Written request:
Repeat the records word for word, excluding any picture.
═══ Exercise data ═══
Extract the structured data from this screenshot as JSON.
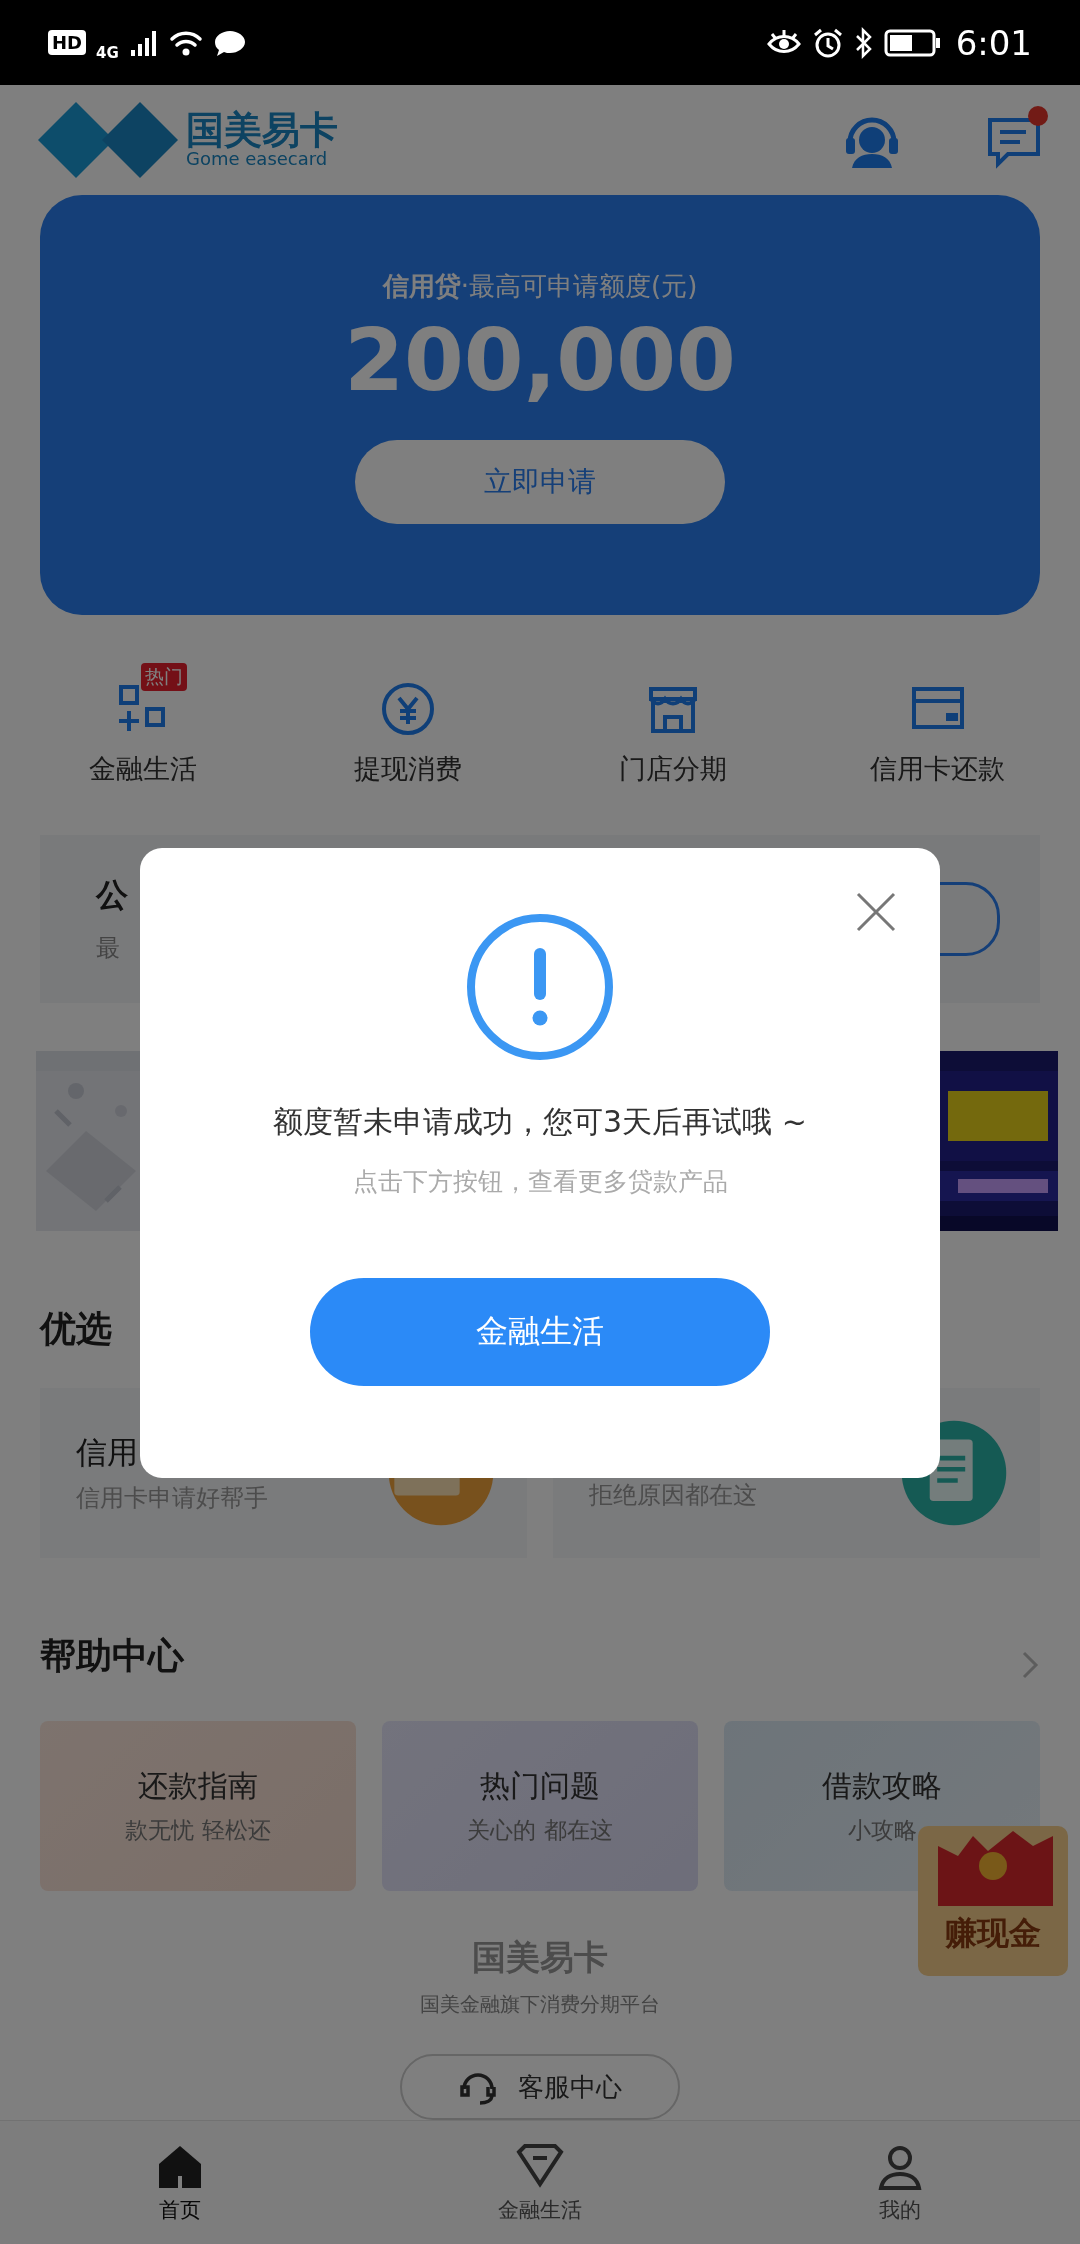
{
  "status_bar": {
    "hd": "HD",
    "network": "4G",
    "time": "6:01"
  },
  "header": {
    "logo_title": "国美易卡",
    "logo_subtitle": "Gome easecard",
    "has_unread": true
  },
  "loan_card": {
    "label_bold": "信用贷",
    "label": "·最高可申请额度(元)",
    "amount": "200,000",
    "button": "立即申请"
  },
  "quick_menu": [
    {
      "label": "金融生活",
      "badge": "热门"
    },
    {
      "label": "提现消费"
    },
    {
      "label": "门店分期"
    },
    {
      "label": "信用卡还款"
    }
  ],
  "notice": {
    "title": "公",
    "subtitle": "最"
  },
  "recommend": {
    "title": "优选",
    "cards": [
      {
        "title": "信用",
        "subtitle": "信用卡申请好帮手"
      },
      {
        "subtitle": "拒绝原因都在这"
      }
    ]
  },
  "help_center": {
    "title": "帮助中心",
    "cards": [
      {
        "title": "还款指南",
        "subtitle": "款无忧 轻松还"
      },
      {
        "title": "热门问题",
        "subtitle": "关心的 都在这"
      },
      {
        "title": "借款攻略",
        "subtitle": "小攻略"
      }
    ]
  },
  "float_badge": "赚现金",
  "footer": {
    "brand": "国美易卡",
    "tagline": "国美金融旗下消费分期平台",
    "button": "客服中心"
  },
  "tab_bar": [
    {
      "label": "首页",
      "selected": true
    },
    {
      "label": "金融生活",
      "selected": false
    },
    {
      "label": "我的",
      "selected": false
    }
  ],
  "dialog": {
    "message": "额度暂未申请成功，您可3天后再试哦 ~",
    "hint": "点击下方按钮，查看更多贷款产品",
    "button": "金融生活"
  }
}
═══
Written answer:
Extract the structured data from this screenshot as JSON.
{
  "status_bar": {
    "hd": "HD",
    "network": "4G",
    "time": "6:01"
  },
  "header": {
    "logo_title": "国美易卡",
    "logo_subtitle": "Gome easecard",
    "has_unread": true
  },
  "loan_card": {
    "label_bold": "信用贷",
    "label": "·最高可申请额度(元)",
    "amount": "200,000",
    "button": "立即申请"
  },
  "quick_menu": [
    {
      "label": "金融生活",
      "badge": "热门"
    },
    {
      "label": "提现消费"
    },
    {
      "label": "门店分期"
    },
    {
      "label": "信用卡还款"
    }
  ],
  "notice": {
    "title": "公",
    "subtitle": "最"
  },
  "recommend": {
    "title": "优选",
    "cards": [
      {
        "title": "信用",
        "subtitle": "信用卡申请好帮手"
      },
      {
        "subtitle": "拒绝原因都在这"
      }
    ]
  },
  "help_center": {
    "title": "帮助中心",
    "cards": [
      {
        "title": "还款指南",
        "subtitle": "款无忧 轻松还"
      },
      {
        "title": "热门问题",
        "subtitle": "关心的 都在这"
      },
      {
        "title": "借款攻略",
        "subtitle": "小攻略"
      }
    ]
  },
  "float_badge": "赚现金",
  "footer": {
    "brand": "国美易卡",
    "tagline": "国美金融旗下消费分期平台",
    "button": "客服中心"
  },
  "tab_bar": [
    {
      "label": "首页",
      "selected": true
    },
    {
      "label": "金融生活",
      "selected": false
    },
    {
      "label": "我的",
      "selected": false
    }
  ],
  "dialog": {
    "message": "额度暂未申请成功，您可3天后再试哦 ~",
    "hint": "点击下方按钮，查看更多贷款产品",
    "button": "金融生活"
  }
}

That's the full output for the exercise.